WHAT IS REQUIRED ▸
Write out the entries verbatim and leave the images out of the copy.

[Data records]
---
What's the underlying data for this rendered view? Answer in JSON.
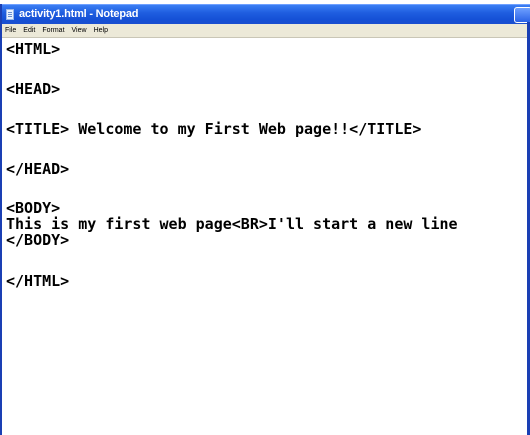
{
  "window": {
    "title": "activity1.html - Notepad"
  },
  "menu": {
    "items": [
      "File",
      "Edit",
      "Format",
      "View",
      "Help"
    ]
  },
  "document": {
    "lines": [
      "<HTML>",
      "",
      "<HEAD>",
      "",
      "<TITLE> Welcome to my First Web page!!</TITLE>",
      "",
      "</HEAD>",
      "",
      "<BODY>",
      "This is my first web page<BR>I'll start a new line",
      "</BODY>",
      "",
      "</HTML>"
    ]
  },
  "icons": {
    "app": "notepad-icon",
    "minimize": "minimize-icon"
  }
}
---
CORRECT ANSWER ▸
What's the underlying data for this rendered view? Answer in JSON.
{
  "window": {
    "title": "activity1.html - Notepad"
  },
  "menu": {
    "items": [
      "File",
      "Edit",
      "Format",
      "View",
      "Help"
    ]
  },
  "document": {
    "lines": [
      "<HTML>",
      "",
      "<HEAD>",
      "",
      "<TITLE> Welcome to my First Web page!!</TITLE>",
      "",
      "</HEAD>",
      "",
      "<BODY>",
      "This is my first web page<BR>I'll start a new line",
      "</BODY>",
      "",
      "</HTML>"
    ]
  },
  "icons": {
    "app": "notepad-icon",
    "minimize": "minimize-icon"
  }
}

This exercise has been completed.